(Stored items)
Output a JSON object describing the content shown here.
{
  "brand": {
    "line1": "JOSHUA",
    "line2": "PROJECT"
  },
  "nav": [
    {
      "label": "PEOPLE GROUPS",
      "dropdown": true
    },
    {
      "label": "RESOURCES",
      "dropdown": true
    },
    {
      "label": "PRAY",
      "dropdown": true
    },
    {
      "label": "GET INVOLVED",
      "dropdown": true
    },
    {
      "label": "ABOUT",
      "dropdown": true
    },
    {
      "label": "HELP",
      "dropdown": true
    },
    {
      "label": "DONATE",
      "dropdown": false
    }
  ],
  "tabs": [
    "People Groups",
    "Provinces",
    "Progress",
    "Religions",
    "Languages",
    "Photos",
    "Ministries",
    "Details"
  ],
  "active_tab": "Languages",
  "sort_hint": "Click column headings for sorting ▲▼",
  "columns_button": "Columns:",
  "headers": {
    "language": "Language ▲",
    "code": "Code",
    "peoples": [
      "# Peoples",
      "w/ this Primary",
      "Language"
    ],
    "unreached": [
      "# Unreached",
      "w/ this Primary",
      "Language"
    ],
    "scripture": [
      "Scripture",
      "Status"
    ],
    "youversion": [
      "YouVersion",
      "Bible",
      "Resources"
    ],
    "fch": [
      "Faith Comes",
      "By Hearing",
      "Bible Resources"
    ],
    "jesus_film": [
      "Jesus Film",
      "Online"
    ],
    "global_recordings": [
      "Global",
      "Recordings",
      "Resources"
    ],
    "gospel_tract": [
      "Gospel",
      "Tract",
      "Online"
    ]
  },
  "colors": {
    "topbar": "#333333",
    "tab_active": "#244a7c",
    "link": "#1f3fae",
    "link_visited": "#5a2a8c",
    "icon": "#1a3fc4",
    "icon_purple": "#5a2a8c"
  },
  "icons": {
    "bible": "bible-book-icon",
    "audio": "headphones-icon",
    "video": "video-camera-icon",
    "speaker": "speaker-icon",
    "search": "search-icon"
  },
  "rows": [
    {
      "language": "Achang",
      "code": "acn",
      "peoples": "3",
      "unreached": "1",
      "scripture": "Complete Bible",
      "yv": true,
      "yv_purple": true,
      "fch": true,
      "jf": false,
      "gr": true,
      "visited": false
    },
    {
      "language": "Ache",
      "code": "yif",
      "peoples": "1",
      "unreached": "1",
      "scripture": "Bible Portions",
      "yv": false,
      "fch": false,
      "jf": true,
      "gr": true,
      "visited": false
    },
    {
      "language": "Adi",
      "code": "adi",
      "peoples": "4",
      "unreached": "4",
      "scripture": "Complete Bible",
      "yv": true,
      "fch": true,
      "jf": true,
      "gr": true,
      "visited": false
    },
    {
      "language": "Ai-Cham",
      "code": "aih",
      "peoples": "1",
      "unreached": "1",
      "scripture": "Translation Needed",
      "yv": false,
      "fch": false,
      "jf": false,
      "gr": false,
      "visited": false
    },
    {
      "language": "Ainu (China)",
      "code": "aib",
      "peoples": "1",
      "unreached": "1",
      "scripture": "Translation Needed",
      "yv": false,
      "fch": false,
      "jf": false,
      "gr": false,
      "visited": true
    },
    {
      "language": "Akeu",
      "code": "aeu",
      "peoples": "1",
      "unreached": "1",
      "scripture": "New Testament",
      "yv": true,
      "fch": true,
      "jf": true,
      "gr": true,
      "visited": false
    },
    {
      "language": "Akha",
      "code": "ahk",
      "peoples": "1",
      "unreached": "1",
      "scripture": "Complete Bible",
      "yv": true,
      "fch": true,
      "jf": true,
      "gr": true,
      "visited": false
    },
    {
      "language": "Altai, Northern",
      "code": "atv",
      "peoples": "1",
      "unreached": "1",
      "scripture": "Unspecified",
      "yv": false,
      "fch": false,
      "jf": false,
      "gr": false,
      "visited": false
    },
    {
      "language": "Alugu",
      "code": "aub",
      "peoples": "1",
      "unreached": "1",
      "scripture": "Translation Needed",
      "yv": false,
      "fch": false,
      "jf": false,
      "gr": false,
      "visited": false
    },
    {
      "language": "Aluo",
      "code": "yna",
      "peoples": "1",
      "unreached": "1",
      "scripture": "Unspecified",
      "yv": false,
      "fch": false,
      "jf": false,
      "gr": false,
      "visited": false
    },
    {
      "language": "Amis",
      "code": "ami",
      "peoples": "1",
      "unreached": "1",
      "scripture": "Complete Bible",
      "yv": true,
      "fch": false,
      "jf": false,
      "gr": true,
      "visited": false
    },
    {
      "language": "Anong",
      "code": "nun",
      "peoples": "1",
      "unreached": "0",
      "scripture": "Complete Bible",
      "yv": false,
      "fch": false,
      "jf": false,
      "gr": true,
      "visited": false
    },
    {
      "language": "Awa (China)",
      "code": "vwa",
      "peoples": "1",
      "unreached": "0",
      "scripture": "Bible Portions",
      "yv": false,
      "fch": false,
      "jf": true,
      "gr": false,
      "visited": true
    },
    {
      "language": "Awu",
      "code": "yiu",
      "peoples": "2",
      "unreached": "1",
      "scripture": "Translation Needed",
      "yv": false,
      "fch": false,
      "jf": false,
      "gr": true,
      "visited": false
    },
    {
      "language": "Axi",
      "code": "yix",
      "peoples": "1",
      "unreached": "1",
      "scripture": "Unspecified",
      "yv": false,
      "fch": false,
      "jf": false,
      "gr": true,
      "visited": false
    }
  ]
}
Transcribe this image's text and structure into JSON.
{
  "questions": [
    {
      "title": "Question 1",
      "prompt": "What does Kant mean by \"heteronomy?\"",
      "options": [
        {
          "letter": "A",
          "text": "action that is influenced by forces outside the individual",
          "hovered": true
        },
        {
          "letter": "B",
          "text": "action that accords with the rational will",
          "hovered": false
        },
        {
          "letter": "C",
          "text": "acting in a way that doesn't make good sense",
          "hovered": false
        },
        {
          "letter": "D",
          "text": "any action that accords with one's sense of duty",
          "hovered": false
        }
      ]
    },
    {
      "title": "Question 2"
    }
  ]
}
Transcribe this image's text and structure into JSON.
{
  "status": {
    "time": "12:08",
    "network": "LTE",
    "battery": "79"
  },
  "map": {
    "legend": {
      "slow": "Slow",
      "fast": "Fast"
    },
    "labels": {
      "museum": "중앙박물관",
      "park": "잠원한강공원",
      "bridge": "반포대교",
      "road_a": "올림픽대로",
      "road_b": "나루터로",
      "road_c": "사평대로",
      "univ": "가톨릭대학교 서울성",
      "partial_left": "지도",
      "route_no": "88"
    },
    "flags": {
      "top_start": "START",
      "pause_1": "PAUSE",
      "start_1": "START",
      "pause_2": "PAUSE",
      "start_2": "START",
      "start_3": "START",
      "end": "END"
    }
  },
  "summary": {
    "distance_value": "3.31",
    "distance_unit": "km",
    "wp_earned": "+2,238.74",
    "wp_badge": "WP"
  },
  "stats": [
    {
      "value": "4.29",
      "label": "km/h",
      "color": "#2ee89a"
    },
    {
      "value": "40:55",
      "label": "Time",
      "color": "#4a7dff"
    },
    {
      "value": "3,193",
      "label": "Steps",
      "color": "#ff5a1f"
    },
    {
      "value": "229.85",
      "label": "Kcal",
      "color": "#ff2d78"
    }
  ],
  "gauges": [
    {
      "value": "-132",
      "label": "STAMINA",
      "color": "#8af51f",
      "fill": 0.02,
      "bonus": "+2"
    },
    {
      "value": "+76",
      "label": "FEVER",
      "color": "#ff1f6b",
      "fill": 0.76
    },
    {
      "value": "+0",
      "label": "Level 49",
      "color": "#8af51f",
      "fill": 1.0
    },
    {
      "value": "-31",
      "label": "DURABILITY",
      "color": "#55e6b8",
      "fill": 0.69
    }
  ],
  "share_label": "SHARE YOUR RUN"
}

▶ [Exercise directions]: Your task is to retype all the records above with nothing left out.

▶ [Full response]:
Output a JSON object describing the content shown here.
{
  "brand": {
    "line1": "JOSHUA",
    "line2": "PROJECT"
  },
  "nav": [
    {
      "label": "PEOPLE GROUPS",
      "dropdown": true
    },
    {
      "label": "RESOURCES",
      "dropdown": true
    },
    {
      "label": "PRAY",
      "dropdown": true
    },
    {
      "label": "GET INVOLVED",
      "dropdown": true
    },
    {
      "label": "ABOUT",
      "dropdown": true
    },
    {
      "label": "HELP",
      "dropdown": true
    },
    {
      "label": "DONATE",
      "dropdown": false
    }
  ],
  "tabs": [
    "People Groups",
    "Provinces",
    "Progress",
    "Religions",
    "Languages",
    "Photos",
    "Ministries",
    "Details"
  ],
  "active_tab": "Languages",
  "sort_hint": "Click column headings for sorting ▲▼",
  "columns_button": "Columns:",
  "headers": {
    "language": "Language ▲",
    "code": "Code",
    "peoples": [
      "# Peoples",
      "w/ this Primary",
      "Language"
    ],
    "unreached": [
      "# Unreached",
      "w/ this Primary",
      "Language"
    ],
    "scripture": [
      "Scripture",
      "Status"
    ],
    "youversion": [
      "YouVersion",
      "Bible",
      "Resources"
    ],
    "fch": [
      "Faith Comes",
      "By Hearing",
      "Bible Resources"
    ],
    "jesus_film": [
      "Jesus Film",
      "Online"
    ],
    "global_recordings": [
      "Global",
      "Recordings",
      "Resources"
    ],
    "gospel_tract": [
      "Gospel",
      "Tract",
      "Online"
    ]
  },
  "colors": {
    "topbar": "#333333",
    "tab_active": "#244a7c",
    "link": "#1f3fae",
    "link_visited": "#5a2a8c",
    "icon": "#1a3fc4",
    "icon_purple": "#5a2a8c"
  },
  "icons": {
    "bible": "bible-book-icon",
    "audio": "headphones-icon",
    "video": "video-camera-icon",
    "speaker": "speaker-icon",
    "search": "search-icon"
  },
  "rows": [
    {
      "language": "Achang",
      "code": "acn",
      "peoples": "3",
      "unreached": "1",
      "scripture": "Complete Bible",
      "yv": true,
      "yv_purple": true,
      "fch": true,
      "jf": false,
      "gr": true,
      "visited": false
    },
    {
      "language": "Ache",
      "code": "yif",
      "peoples": "1",
      "unreached": "1",
      "scripture": "Bible Portions",
      "yv": false,
      "fch": false,
      "jf": true,
      "gr": true,
      "visited": false
    },
    {
      "language": "Adi",
      "code": "adi",
      "peoples": "4",
      "unreached": "4",
      "scripture": "Complete Bible",
      "yv": true,
      "fch": true,
      "jf": true,
      "gr": true,
      "visited": false
    },
    {
      "language": "Ai-Cham",
      "code": "aih",
      "peoples": "1",
      "unreached": "1",
      "scripture": "Translation Needed",
      "yv": false,
      "fch": false,
      "jf": false,
      "gr": false,
      "visited": false
    },
    {
      "language": "Ainu (China)",
      "code": "aib",
      "peoples": "1",
      "unreached": "1",
      "scripture": "Translation Needed",
      "yv": false,
      "fch": false,
      "jf": false,
      "gr": false,
      "visited": true
    },
    {
      "language": "Akeu",
      "code": "aeu",
      "peoples": "1",
      "unreached": "1",
      "scripture": "New Testament",
      "yv": true,
      "fch": true,
      "jf": true,
      "gr": true,
      "visited": false
    },
    {
      "language": "Akha",
      "code": "ahk",
      "peoples": "1",
      "unreached": "1",
      "scripture": "Complete Bible",
      "yv": true,
      "fch": true,
      "jf": true,
      "gr": true,
      "visited": false
    },
    {
      "language": "Altai, Northern",
      "code": "atv",
      "peoples": "1",
      "unreached": "1",
      "scripture": "Unspecified",
      "yv": false,
      "fch": false,
      "jf": false,
      "gr": false,
      "visited": false
    },
    {
      "language": "Alugu",
      "code": "aub",
      "peoples": "1",
      "unreached": "1",
      "scripture": "Translation Needed",
      "yv": false,
      "fch": false,
      "jf": false,
      "gr": false,
      "visited": false
    },
    {
      "language": "Aluo",
      "code": "yna",
      "peoples": "1",
      "unreached": "1",
      "scripture": "Unspecified",
      "yv": false,
      "fch": false,
      "jf": false,
      "gr": false,
      "visited": false
    },
    {
      "language": "Amis",
      "code": "ami",
      "peoples": "1",
      "unreached": "1",
      "scripture": "Complete Bible",
      "yv": true,
      "fch": false,
      "jf": false,
      "gr": true,
      "visited": false
    },
    {
      "language": "Anong",
      "code": "nun",
      "peoples": "1",
      "unreached": "0",
      "scripture": "Complete Bible",
      "yv": false,
      "fch": false,
      "jf": false,
      "gr": true,
      "visited": false
    },
    {
      "language": "Awa (China)",
      "code": "vwa",
      "peoples": "1",
      "unreached": "0",
      "scripture": "Bible Portions",
      "yv": false,
      "fch": false,
      "jf": true,
      "gr": false,
      "visited": true
    },
    {
      "language": "Awu",
      "code": "yiu",
      "peoples": "2",
      "unreached": "1",
      "scripture": "Translation Needed",
      "yv": false,
      "fch": false,
      "jf": false,
      "gr": true,
      "visited": false
    },
    {
      "language": "Axi",
      "code": "yix",
      "peoples": "1",
      "unreached": "1",
      "scripture": "Unspecified",
      "yv": false,
      "fch": false,
      "jf": false,
      "gr": true,
      "visited": false
    }
  ]
}
Transcribe this image's text and structure into JSON.
{
  "questions": [
    {
      "title": "Question 1",
      "prompt": "What does Kant mean by \"heteronomy?\"",
      "options": [
        {
          "letter": "A",
          "text": "action that is influenced by forces outside the individual",
          "hovered": true
        },
        {
          "letter": "B",
          "text": "action that accords with the rational will",
          "hovered": false
        },
        {
          "letter": "C",
          "text": "acting in a way that doesn't make good sense",
          "hovered": false
        },
        {
          "letter": "D",
          "text": "any action that accords with one's sense of duty",
          "hovered": false
        }
      ]
    },
    {
      "title": "Question 2"
    }
  ]
}
Transcribe this image's text and structure into JSON.
{
  "status": {
    "time": "12:08",
    "network": "LTE",
    "battery": "79"
  },
  "map": {
    "legend": {
      "slow": "Slow",
      "fast": "Fast"
    },
    "labels": {
      "museum": "중앙박물관",
      "park": "잠원한강공원",
      "bridge": "반포대교",
      "road_a": "올림픽대로",
      "road_b": "나루터로",
      "road_c": "사평대로",
      "univ": "가톨릭대학교 서울성",
      "partial_left": "지도",
      "route_no": "88"
    },
    "flags": {
      "top_start": "START",
      "pause_1": "PAUSE",
      "start_1": "START",
      "pause_2": "PAUSE",
      "start_2": "START",
      "start_3": "START",
      "end": "END"
    }
  },
  "summary": {
    "distance_value": "3.31",
    "distance_unit": "km",
    "wp_earned": "+2,238.74",
    "wp_badge": "WP"
  },
  "stats": [
    {
      "value": "4.29",
      "label": "km/h",
      "color": "#2ee89a"
    },
    {
      "value": "40:55",
      "label": "Time",
      "color": "#4a7dff"
    },
    {
      "value": "3,193",
      "label": "Steps",
      "color": "#ff5a1f"
    },
    {
      "value": "229.85",
      "label": "Kcal",
      "color": "#ff2d78"
    }
  ],
  "gauges": [
    {
      "value": "-132",
      "label": "STAMINA",
      "color": "#8af51f",
      "fill": 0.02,
      "bonus": "+2"
    },
    {
      "value": "+76",
      "label": "FEVER",
      "color": "#ff1f6b",
      "fill": 0.76
    },
    {
      "value": "+0",
      "label": "Level 49",
      "color": "#8af51f",
      "fill": 1.0
    },
    {
      "value": "-31",
      "label": "DURABILITY",
      "color": "#55e6b8",
      "fill": 0.69
    }
  ],
  "share_label": "SHARE YOUR RUN"
}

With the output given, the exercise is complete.